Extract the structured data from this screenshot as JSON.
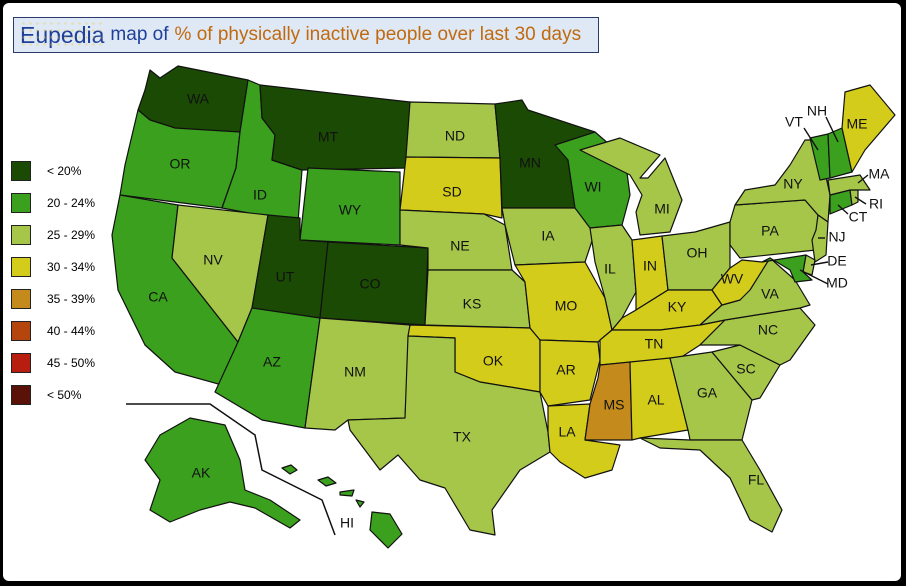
{
  "title": {
    "brand": "Eupedia",
    "map_of": "map of",
    "subject": "% of physically inactive people over last 30 days"
  },
  "legend": [
    {
      "label": "< 20%",
      "color": "#1b4a05"
    },
    {
      "label": "20 - 24%",
      "color": "#3aa01e"
    },
    {
      "label": "25 - 29%",
      "color": "#a6c64a"
    },
    {
      "label": "30 - 34%",
      "color": "#d4cc1a"
    },
    {
      "label": "35 - 39%",
      "color": "#c48a1c"
    },
    {
      "label": "40 - 44%",
      "color": "#b4450c"
    },
    {
      "label": "45 - 50%",
      "color": "#b81e10"
    },
    {
      "label": "< 50%",
      "color": "#5a1208"
    }
  ],
  "states": [
    {
      "id": "WA",
      "label": "WA",
      "cls": 0
    },
    {
      "id": "OR",
      "label": "OR",
      "cls": 1
    },
    {
      "id": "CA",
      "label": "CA",
      "cls": 1
    },
    {
      "id": "ID",
      "label": "ID",
      "cls": 1
    },
    {
      "id": "NV",
      "label": "NV",
      "cls": 2
    },
    {
      "id": "MT",
      "label": "MT",
      "cls": 0
    },
    {
      "id": "WY",
      "label": "WY",
      "cls": 1
    },
    {
      "id": "UT",
      "label": "UT",
      "cls": 0
    },
    {
      "id": "CO",
      "label": "CO",
      "cls": 0
    },
    {
      "id": "AZ",
      "label": "AZ",
      "cls": 1
    },
    {
      "id": "NM",
      "label": "NM",
      "cls": 2
    },
    {
      "id": "ND",
      "label": "ND",
      "cls": 2
    },
    {
      "id": "SD",
      "label": "SD",
      "cls": 3
    },
    {
      "id": "NE",
      "label": "NE",
      "cls": 2
    },
    {
      "id": "KS",
      "label": "KS",
      "cls": 2
    },
    {
      "id": "OK",
      "label": "OK",
      "cls": 3
    },
    {
      "id": "TX",
      "label": "TX",
      "cls": 2
    },
    {
      "id": "MN",
      "label": "MN",
      "cls": 0
    },
    {
      "id": "IA",
      "label": "IA",
      "cls": 2
    },
    {
      "id": "MO",
      "label": "MO",
      "cls": 3
    },
    {
      "id": "AR",
      "label": "AR",
      "cls": 3
    },
    {
      "id": "LA",
      "label": "LA",
      "cls": 3
    },
    {
      "id": "WI",
      "label": "WI",
      "cls": 1
    },
    {
      "id": "IL",
      "label": "IL",
      "cls": 2
    },
    {
      "id": "MI",
      "label": "MI",
      "cls": 2
    },
    {
      "id": "IN",
      "label": "IN",
      "cls": 3
    },
    {
      "id": "OH",
      "label": "OH",
      "cls": 2
    },
    {
      "id": "KY",
      "label": "KY",
      "cls": 3
    },
    {
      "id": "TN",
      "label": "TN",
      "cls": 3
    },
    {
      "id": "MS",
      "label": "MS",
      "cls": 4
    },
    {
      "id": "AL",
      "label": "AL",
      "cls": 3
    },
    {
      "id": "GA",
      "label": "GA",
      "cls": 2
    },
    {
      "id": "FL",
      "label": "FL",
      "cls": 2
    },
    {
      "id": "SC",
      "label": "SC",
      "cls": 2
    },
    {
      "id": "NC",
      "label": "NC",
      "cls": 2
    },
    {
      "id": "VA",
      "label": "VA",
      "cls": 2
    },
    {
      "id": "WV",
      "label": "WV",
      "cls": 3
    },
    {
      "id": "PA",
      "label": "PA",
      "cls": 2
    },
    {
      "id": "NY",
      "label": "NY",
      "cls": 2
    },
    {
      "id": "NJ",
      "label": "NJ",
      "cls": 2
    },
    {
      "id": "DE",
      "label": "DE",
      "cls": 2
    },
    {
      "id": "MD",
      "label": "MD",
      "cls": 1
    },
    {
      "id": "CT",
      "label": "CT",
      "cls": 1
    },
    {
      "id": "RI",
      "label": "RI",
      "cls": 2
    },
    {
      "id": "MA",
      "label": "MA",
      "cls": 2
    },
    {
      "id": "VT",
      "label": "VT",
      "cls": 1
    },
    {
      "id": "NH",
      "label": "NH",
      "cls": 1
    },
    {
      "id": "ME",
      "label": "ME",
      "cls": 3
    },
    {
      "id": "AK",
      "label": "AK",
      "cls": 1
    },
    {
      "id": "HI",
      "label": "HI",
      "cls": 1
    }
  ]
}
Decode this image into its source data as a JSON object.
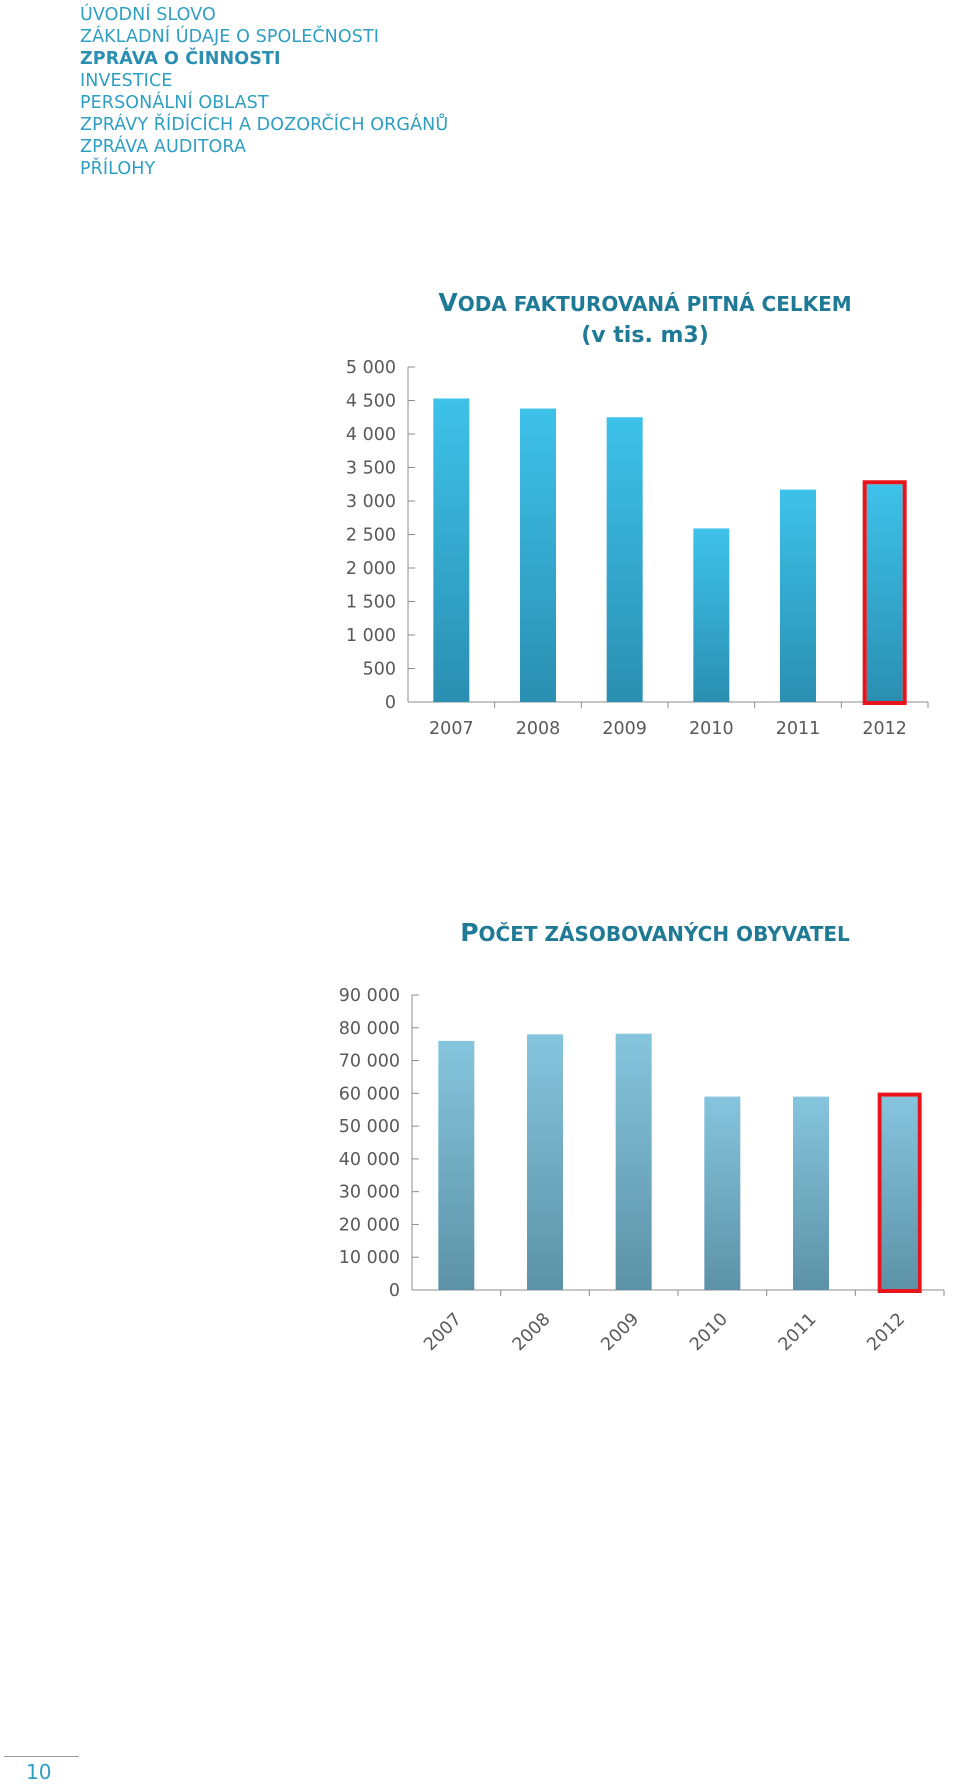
{
  "nav": {
    "items": [
      {
        "label": "ÚVODNÍ SLOVO",
        "active": false
      },
      {
        "label": "ZÁKLADNÍ ÚDAJE O SPOLEČNOSTI",
        "active": false
      },
      {
        "label": "ZPRÁVA O ČINNOSTI",
        "active": true
      },
      {
        "label": "INVESTICE",
        "active": false
      },
      {
        "label": "PERSONÁLNÍ OBLAST",
        "active": false
      },
      {
        "label": "ZPRÁVY ŘÍDÍCÍCH A DOZORČÍCH ORGÁNŮ",
        "active": false
      },
      {
        "label": "ZPRÁVA AUDITORA",
        "active": false
      },
      {
        "label": "PŘÍLOHY",
        "active": false
      }
    ]
  },
  "chart_data": [
    {
      "type": "bar",
      "title": "VODA FAKTUROVANÁ PITNÁ CELKEM (v tis. m3)",
      "title_parts": {
        "cap": "V",
        "rest": "ODA FAKTUROVANÁ PITNÁ CELKEM",
        "line2": "(v tis. m3)"
      },
      "categories": [
        "2007",
        "2008",
        "2009",
        "2010",
        "2011",
        "2012"
      ],
      "values": [
        4530,
        4380,
        4250,
        2590,
        3170,
        3250
      ],
      "ylim": [
        0,
        5000
      ],
      "yticks": [
        0,
        500,
        1000,
        1500,
        2000,
        2500,
        3000,
        3500,
        4000,
        4500,
        5000
      ],
      "ytick_labels": [
        "0",
        "500",
        "1 000",
        "1 500",
        "2 000",
        "2 500",
        "3 000",
        "3 500",
        "4 000",
        "4 500",
        "5 000"
      ],
      "xlabel": "",
      "ylabel": "",
      "grid": false,
      "highlight_index": 5,
      "highlight_color": "#e8141b",
      "bar_colors": [
        "#3ec2ea",
        "#2a8fb1"
      ]
    },
    {
      "type": "bar",
      "title": "POČET ZÁSOBOVANÝCH OBYVATEL",
      "title_parts": {
        "cap": "P",
        "rest": "OČET ZÁSOBOVANÝCH OBYVATEL",
        "line2": ""
      },
      "categories": [
        "2007",
        "2008",
        "2009",
        "2010",
        "2011",
        "2012"
      ],
      "values": [
        76000,
        78000,
        78200,
        59000,
        59000,
        59000
      ],
      "ylim": [
        0,
        90000
      ],
      "yticks": [
        0,
        10000,
        20000,
        30000,
        40000,
        50000,
        60000,
        70000,
        80000,
        90000
      ],
      "ytick_labels": [
        "0",
        "10 000",
        "20 000",
        "30 000",
        "40 000",
        "50 000",
        "60 000",
        "70 000",
        "80 000",
        "90 000"
      ],
      "xlabel": "",
      "ylabel": "",
      "grid": false,
      "rotated_xlabels": true,
      "highlight_index": 5,
      "highlight_color": "#e8141b",
      "bar_colors": [
        "#86c5de",
        "#5c92a7"
      ]
    }
  ],
  "footer": {
    "page_number": "10"
  }
}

━━━━

Exactly reproduce each record, leaving out any pictures.

Extract the structured data from this screenshot as JSON.
{
  "title": {
    "brand": "Eupedia",
    "map_of": "map of",
    "subject": "% of physically inactive people over last 30 days"
  },
  "legend": [
    {
      "label": "< 20%",
      "color": "#1b4a05"
    },
    {
      "label": "20 - 24%",
      "color": "#3aa01e"
    },
    {
      "label": "25 - 29%",
      "color": "#a6c64a"
    },
    {
      "label": "30 - 34%",
      "color": "#d4cc1a"
    },
    {
      "label": "35 - 39%",
      "color": "#c48a1c"
    },
    {
      "label": "40 - 44%",
      "color": "#b4450c"
    },
    {
      "label": "45 - 50%",
      "color": "#b81e10"
    },
    {
      "label": "< 50%",
      "color": "#5a1208"
    }
  ],
  "states": [
    {
      "id": "WA",
      "label": "WA",
      "cls": 0
    },
    {
      "id": "OR",
      "label": "OR",
      "cls": 1
    },
    {
      "id": "CA",
      "label": "CA",
      "cls": 1
    },
    {
      "id": "ID",
      "label": "ID",
      "cls": 1
    },
    {
      "id": "NV",
      "label": "NV",
      "cls": 2
    },
    {
      "id": "MT",
      "label": "MT",
      "cls": 0
    },
    {
      "id": "WY",
      "label": "WY",
      "cls": 1
    },
    {
      "id": "UT",
      "label": "UT",
      "cls": 0
    },
    {
      "id": "CO",
      "label": "CO",
      "cls": 0
    },
    {
      "id": "AZ",
      "label": "AZ",
      "cls": 1
    },
    {
      "id": "NM",
      "label": "NM",
      "cls": 2
    },
    {
      "id": "ND",
      "label": "ND",
      "cls": 2
    },
    {
      "id": "SD",
      "label": "SD",
      "cls": 3
    },
    {
      "id": "NE",
      "label": "NE",
      "cls": 2
    },
    {
      "id": "KS",
      "label": "KS",
      "cls": 2
    },
    {
      "id": "OK",
      "label": "OK",
      "cls": 3
    },
    {
      "id": "TX",
      "label": "TX",
      "cls": 2
    },
    {
      "id": "MN",
      "label": "MN",
      "cls": 0
    },
    {
      "id": "IA",
      "label": "IA",
      "cls": 2
    },
    {
      "id": "MO",
      "label": "MO",
      "cls": 3
    },
    {
      "id": "AR",
      "label": "AR",
      "cls": 3
    },
    {
      "id": "LA",
      "label": "LA",
      "cls": 3
    },
    {
      "id": "WI",
      "label": "WI",
      "cls": 1
    },
    {
      "id": "IL",
      "label": "IL",
      "cls": 2
    },
    {
      "id": "MI",
      "label": "MI",
      "cls": 2
    },
    {
      "id": "IN",
      "label": "IN",
      "cls": 3
    },
    {
      "id": "OH",
      "label": "OH",
      "cls": 2
    },
    {
      "id": "KY",
      "label": "KY",
      "cls": 3
    },
    {
      "id": "TN",
      "label": "TN",
      "cls": 3
    },
    {
      "id": "MS",
      "label": "MS",
      "cls": 4
    },
    {
      "id": "AL",
      "label": "AL",
      "cls": 3
    },
    {
      "id": "GA",
      "label": "GA",
      "cls": 2
    },
    {
      "id": "FL",
      "label": "FL",
      "cls": 2
    },
    {
      "id": "SC",
      "label": "SC",
      "cls": 2
    },
    {
      "id": "NC",
      "label": "NC",
      "cls": 2
    },
    {
      "id": "VA",
      "label": "VA",
      "cls": 2
    },
    {
      "id": "WV",
      "label": "WV",
      "cls": 3
    },
    {
      "id": "PA",
      "label": "PA",
      "cls": 2
    },
    {
      "id": "NY",
      "label": "NY",
      "cls": 2
    },
    {
      "id": "NJ",
      "label": "NJ",
      "cls": 2
    },
    {
      "id": "DE",
      "label": "DE",
      "cls": 2
    },
    {
      "id": "MD",
      "label": "MD",
      "cls": 1
    },
    {
      "id": "CT",
      "label": "CT",
      "cls": 1
    },
    {
      "id": "RI",
      "label": "RI",
      "cls": 2
    },
    {
      "id": "MA",
      "label": "MA",
      "cls": 2
    },
    {
      "id": "VT",
      "label": "VT",
      "cls": 1
    },
    {
      "id": "NH",
      "label": "NH",
      "cls": 1
    },
    {
      "id": "ME",
      "label": "ME",
      "cls": 3
    },
    {
      "id": "AK",
      "label": "AK",
      "cls": 1
    },
    {
      "id": "HI",
      "label": "HI",
      "cls": 1
    }
  ]
}
Decode this image into its source data as a JSON object.
{
  "nav": {
    "items": [
      {
        "label": "ÚVODNÍ SLOVO",
        "active": false
      },
      {
        "label": "ZÁKLADNÍ ÚDAJE O SPOLEČNOSTI",
        "active": false
      },
      {
        "label": "ZPRÁVA O ČINNOSTI",
        "active": true
      },
      {
        "label": "INVESTICE",
        "active": false
      },
      {
        "label": "PERSONÁLNÍ OBLAST",
        "active": false
      },
      {
        "label": "ZPRÁVY ŘÍDÍCÍCH A DOZORČÍCH ORGÁNŮ",
        "active": false
      },
      {
        "label": "ZPRÁVA AUDITORA",
        "active": false
      },
      {
        "label": "PŘÍLOHY",
        "active": false
      }
    ]
  },
  "chart_data": [
    {
      "type": "bar",
      "title": "VODA FAKTUROVANÁ PITNÁ CELKEM (v tis. m3)",
      "title_parts": {
        "cap": "V",
        "rest": "ODA FAKTUROVANÁ PITNÁ CELKEM",
        "line2": "(v tis. m3)"
      },
      "categories": [
        "2007",
        "2008",
        "2009",
        "2010",
        "2011",
        "2012"
      ],
      "values": [
        4530,
        4380,
        4250,
        2590,
        3170,
        3250
      ],
      "ylim": [
        0,
        5000
      ],
      "yticks": [
        0,
        500,
        1000,
        1500,
        2000,
        2500,
        3000,
        3500,
        4000,
        4500,
        5000
      ],
      "ytick_labels": [
        "0",
        "500",
        "1 000",
        "1 500",
        "2 000",
        "2 500",
        "3 000",
        "3 500",
        "4 000",
        "4 500",
        "5 000"
      ],
      "xlabel": "",
      "ylabel": "",
      "grid": false,
      "highlight_index": 5,
      "highlight_color": "#e8141b",
      "bar_colors": [
        "#3ec2ea",
        "#2a8fb1"
      ]
    },
    {
      "type": "bar",
      "title": "POČET ZÁSOBOVANÝCH OBYVATEL",
      "title_parts": {
        "cap": "P",
        "rest": "OČET ZÁSOBOVANÝCH OBYVATEL",
        "line2": ""
      },
      "categories": [
        "2007",
        "2008",
        "2009",
        "2010",
        "2011",
        "2012"
      ],
      "values": [
        76000,
        78000,
        78200,
        59000,
        59000,
        59000
      ],
      "ylim": [
        0,
        90000
      ],
      "yticks": [
        0,
        10000,
        20000,
        30000,
        40000,
        50000,
        60000,
        70000,
        80000,
        90000
      ],
      "ytick_labels": [
        "0",
        "10 000",
        "20 000",
        "30 000",
        "40 000",
        "50 000",
        "60 000",
        "70 000",
        "80 000",
        "90 000"
      ],
      "xlabel": "",
      "ylabel": "",
      "grid": false,
      "rotated_xlabels": true,
      "highlight_index": 5,
      "highlight_color": "#e8141b",
      "bar_colors": [
        "#86c5de",
        "#5c92a7"
      ]
    }
  ],
  "footer": {
    "page_number": "10"
  }
}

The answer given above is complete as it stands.